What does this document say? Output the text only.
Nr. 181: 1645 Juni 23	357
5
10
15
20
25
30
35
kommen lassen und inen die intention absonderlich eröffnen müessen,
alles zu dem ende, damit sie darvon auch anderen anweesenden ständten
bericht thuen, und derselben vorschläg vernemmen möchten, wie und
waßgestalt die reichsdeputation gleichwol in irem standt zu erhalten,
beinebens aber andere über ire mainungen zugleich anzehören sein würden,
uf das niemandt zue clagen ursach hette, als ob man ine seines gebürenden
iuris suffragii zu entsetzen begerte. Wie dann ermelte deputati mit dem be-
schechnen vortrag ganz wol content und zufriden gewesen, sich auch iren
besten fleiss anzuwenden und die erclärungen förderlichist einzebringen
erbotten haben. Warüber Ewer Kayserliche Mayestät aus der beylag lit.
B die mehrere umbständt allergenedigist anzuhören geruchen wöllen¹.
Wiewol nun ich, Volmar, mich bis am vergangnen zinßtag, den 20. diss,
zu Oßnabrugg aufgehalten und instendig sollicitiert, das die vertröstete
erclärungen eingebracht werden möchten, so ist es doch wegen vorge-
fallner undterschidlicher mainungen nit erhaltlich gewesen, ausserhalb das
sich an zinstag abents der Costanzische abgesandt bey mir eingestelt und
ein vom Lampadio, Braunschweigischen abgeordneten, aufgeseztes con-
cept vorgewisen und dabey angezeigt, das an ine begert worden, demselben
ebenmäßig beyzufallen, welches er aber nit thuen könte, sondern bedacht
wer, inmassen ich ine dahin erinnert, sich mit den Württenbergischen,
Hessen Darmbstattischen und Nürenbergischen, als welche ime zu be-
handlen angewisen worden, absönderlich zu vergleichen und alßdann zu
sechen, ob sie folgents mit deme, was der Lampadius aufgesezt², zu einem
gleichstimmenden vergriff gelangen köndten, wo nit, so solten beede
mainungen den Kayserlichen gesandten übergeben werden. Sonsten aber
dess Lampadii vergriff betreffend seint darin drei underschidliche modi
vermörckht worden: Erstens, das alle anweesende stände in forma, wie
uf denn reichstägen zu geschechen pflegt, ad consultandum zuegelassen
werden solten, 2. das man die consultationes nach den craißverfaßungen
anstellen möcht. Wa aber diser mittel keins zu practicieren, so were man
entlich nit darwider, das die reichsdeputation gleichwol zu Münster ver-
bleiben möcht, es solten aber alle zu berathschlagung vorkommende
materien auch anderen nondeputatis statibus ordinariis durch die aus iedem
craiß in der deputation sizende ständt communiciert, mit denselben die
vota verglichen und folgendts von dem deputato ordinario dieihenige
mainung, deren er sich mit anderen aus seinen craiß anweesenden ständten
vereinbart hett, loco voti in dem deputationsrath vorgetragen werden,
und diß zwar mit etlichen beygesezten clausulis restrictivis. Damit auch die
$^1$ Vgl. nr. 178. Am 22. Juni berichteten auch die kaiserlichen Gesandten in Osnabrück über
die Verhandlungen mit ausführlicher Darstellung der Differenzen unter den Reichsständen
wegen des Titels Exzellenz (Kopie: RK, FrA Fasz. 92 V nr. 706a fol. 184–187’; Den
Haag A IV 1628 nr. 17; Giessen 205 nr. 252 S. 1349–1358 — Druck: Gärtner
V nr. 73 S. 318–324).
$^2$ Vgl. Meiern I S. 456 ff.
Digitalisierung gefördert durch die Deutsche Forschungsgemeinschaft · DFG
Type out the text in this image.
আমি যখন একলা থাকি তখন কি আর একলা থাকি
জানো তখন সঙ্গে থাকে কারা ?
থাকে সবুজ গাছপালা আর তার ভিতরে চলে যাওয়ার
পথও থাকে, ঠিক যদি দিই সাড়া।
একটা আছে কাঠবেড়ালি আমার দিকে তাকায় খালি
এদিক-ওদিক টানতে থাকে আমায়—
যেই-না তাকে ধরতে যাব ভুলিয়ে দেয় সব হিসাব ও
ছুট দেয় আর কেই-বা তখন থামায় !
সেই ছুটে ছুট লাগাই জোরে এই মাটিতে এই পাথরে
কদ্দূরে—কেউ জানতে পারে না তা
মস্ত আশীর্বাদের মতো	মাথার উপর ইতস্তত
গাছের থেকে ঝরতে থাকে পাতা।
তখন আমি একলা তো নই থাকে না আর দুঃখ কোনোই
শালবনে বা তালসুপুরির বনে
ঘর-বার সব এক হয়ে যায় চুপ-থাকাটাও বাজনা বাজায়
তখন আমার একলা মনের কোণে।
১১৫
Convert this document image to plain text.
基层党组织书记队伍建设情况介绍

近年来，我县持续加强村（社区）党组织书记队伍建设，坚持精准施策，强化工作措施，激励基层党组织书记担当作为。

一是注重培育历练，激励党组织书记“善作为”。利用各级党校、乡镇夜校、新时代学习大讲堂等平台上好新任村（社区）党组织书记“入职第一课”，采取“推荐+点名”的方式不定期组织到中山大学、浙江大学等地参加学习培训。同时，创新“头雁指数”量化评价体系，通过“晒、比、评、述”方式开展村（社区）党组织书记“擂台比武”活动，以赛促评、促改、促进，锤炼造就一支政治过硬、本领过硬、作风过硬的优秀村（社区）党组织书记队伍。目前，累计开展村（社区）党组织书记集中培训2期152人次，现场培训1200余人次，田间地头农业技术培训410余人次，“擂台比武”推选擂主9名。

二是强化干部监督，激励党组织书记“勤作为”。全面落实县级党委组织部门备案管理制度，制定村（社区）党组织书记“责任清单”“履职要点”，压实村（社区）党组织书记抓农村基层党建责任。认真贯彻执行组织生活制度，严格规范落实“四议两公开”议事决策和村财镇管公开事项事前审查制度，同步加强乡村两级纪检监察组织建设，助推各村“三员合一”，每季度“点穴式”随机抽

====

## What is required
Quote only the lines from the line containing "Convert this document image to plain text." through the end of the entries, keeping the first and the last.

## Correct response
Convert this document image to plain text.
基层党组织书记队伍建设情况介绍

近年来，我县持续加强村（社区）党组织书记队伍建设，坚持精准施策，强化工作措施，激励基层党组织书记担当作为。

一是注重培育历练，激励党组织书记“善作为”。利用各级党校、乡镇夜校、新时代学习大讲堂等平台上好新任村（社区）党组织书记“入职第一课”，采取“推荐+点名”的方式不定期组织到中山大学、浙江大学等地参加学习培训。同时，创新“头雁指数”量化评价体系，通过“晒、比、评、述”方式开展村（社区）党组织书记“擂台比武”活动，以赛促评、促改、促进，锤炼造就一支政治过硬、本领过硬、作风过硬的优秀村（社区）党组织书记队伍。目前，累计开展村（社区）党组织书记集中培训2期152人次，现场培训1200余人次，田间地头农业技术培训410余人次，“擂台比武”推选擂主9名。

二是强化干部监督，激励党组织书记“勤作为”。全面落实县级党委组织部门备案管理制度，制定村（社区）党组织书记“责任清单”“履职要点”，压实村（社区）党组织书记抓农村基层党建责任。认真贯彻执行组织生活制度，严格规范落实“四议两公开”议事决策和村财镇管公开事项事前审查制度，同步加强乡村两级纪检监察组织建设，助推各村“三员合一”，每季度“点穴式”随机抽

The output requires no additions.